#### [GIVEN TEXT]
++++++++++++++++++++

Earth’s Gold Forged in Stellar Collisions

This artist’s illustration shows two neutron stars at the moment of collision. New observations confirm that colliding neutron stars produce short gamma-ray bursts. Such collisions produce rare heavy elements, including gold. All Earth’s gold likely came from colliding neutron stars.  Credit: Dana Berry, SkyWorks Digital, Inc.

Until today, astronomers believed that all the gold on Earth, and in the universe, was forged in ancient supernova explosions. But new evidence points to a far more violent birth for this most precious metal.

The new culprit is the cataclysmic collision of two neutron stars. The impact produces a titanic flash of intense but short-lived gamma ray bursts (GRB) along with a debris cloud filled with a complex cocktail of heavy elements, including copious amounts of gold. (Related Silver in Space: Metal Found to Form in Distinct Star Explosions)

Using NASA’s SWIFT gamma-ray hunting satellite, astronomers on June 3 detected just such a distant, high-energy explosion—dubbed GRB 130603B—some 3.9 billion light-years from Earth. The team of astronomers estimates that material (some of it gold) equal to about one-hundredth the mass of our sun, was ejected by the gamma-ray burst. (see also Ultrabright Gamma-ray Burst “Blinded” NASA Telescope)

Edo Berger, lead author of the new study and astrophysicist at the Harvard-Smithsonian Center for Astrophysics, and his team followed the resulting infrared glow from the burst for days until it faded out of sight. This glow can only be produced by the radioactive heavy elements rich in neutron stars, and the team believes it indicates that GRBs are a product of two neutron stars merging.

++++++++++++++++++++

#### [Data records]
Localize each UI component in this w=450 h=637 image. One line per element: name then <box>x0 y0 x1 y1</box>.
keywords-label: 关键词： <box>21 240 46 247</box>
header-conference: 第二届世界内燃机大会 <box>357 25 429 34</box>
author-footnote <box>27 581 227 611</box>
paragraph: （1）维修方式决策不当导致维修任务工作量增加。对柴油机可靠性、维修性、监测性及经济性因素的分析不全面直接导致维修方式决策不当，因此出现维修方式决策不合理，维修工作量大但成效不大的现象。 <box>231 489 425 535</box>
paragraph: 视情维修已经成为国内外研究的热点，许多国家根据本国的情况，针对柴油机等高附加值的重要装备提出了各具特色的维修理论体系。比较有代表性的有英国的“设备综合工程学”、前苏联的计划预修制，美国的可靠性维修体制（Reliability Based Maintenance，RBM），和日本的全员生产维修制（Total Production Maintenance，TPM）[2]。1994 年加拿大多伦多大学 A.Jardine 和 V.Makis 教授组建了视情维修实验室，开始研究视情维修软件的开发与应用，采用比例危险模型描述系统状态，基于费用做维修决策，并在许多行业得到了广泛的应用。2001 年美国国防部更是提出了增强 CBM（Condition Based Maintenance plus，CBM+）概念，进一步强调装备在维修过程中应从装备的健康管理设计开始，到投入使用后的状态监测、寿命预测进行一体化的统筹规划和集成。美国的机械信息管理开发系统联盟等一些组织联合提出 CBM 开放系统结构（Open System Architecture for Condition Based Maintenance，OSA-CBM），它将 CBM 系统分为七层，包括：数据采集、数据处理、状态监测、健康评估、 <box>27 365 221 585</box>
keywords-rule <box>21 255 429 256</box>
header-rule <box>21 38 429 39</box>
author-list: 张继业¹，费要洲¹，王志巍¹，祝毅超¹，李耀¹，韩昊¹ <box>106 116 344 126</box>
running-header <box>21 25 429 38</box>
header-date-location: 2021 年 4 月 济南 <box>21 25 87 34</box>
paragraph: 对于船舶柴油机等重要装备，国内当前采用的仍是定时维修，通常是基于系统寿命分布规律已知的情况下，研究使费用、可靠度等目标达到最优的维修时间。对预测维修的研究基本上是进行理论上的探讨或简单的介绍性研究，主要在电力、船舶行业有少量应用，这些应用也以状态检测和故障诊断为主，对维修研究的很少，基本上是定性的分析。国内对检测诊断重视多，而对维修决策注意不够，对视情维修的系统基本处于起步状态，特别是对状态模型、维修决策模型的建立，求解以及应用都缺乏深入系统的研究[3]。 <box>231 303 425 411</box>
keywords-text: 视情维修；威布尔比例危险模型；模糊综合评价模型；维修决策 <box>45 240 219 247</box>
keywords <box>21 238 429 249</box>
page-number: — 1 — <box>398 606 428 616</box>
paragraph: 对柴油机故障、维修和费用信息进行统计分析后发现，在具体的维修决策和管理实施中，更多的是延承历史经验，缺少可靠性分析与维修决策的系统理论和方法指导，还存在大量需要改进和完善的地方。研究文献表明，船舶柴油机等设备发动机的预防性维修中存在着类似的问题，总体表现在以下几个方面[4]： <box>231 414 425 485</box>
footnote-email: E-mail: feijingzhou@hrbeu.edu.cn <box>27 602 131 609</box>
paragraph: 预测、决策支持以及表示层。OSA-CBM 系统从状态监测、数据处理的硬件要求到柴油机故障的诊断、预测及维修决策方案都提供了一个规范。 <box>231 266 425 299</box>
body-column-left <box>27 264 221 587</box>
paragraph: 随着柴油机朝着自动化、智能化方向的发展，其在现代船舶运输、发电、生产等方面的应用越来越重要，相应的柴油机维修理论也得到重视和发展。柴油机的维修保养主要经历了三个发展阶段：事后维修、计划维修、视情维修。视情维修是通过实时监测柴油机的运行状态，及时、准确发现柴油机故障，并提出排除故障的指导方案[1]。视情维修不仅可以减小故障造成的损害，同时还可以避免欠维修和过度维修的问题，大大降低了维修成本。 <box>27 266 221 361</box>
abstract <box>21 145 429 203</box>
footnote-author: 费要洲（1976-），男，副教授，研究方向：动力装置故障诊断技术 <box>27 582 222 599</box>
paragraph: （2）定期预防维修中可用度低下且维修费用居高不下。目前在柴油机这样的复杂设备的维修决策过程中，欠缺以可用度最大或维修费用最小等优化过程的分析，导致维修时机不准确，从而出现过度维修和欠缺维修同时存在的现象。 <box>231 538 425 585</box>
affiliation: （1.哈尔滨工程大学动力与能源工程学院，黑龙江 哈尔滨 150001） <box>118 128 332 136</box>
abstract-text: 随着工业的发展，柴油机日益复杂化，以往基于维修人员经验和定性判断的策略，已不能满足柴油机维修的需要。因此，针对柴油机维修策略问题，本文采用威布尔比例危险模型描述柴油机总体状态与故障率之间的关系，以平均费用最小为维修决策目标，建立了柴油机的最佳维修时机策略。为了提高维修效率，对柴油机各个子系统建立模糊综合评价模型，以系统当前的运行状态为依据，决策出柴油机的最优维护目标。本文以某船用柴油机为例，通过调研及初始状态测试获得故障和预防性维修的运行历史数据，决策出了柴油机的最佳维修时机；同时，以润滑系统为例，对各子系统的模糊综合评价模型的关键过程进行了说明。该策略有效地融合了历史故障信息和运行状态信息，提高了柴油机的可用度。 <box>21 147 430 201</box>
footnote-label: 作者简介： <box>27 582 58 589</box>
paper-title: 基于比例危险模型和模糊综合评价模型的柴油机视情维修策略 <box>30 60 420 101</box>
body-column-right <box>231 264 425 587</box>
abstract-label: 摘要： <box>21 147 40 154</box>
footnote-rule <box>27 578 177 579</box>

++++++++++++++++++++

#### [THE EXERCISE]
Please answer these questions using the text on Earth's gold.
(a) Until now, what did astronomers believe forged all the gold on Earth and in the universe?
(b) How far from Earth was GRB 130603B detected?
(c) What kind of glow from the burst did the team follow for days?

#### [SOLUTION TO THIS EXERCISE]
(a) Ancient supernova explosions.
(b) Some 3.9 billion light-years.
(c) An infrared glow.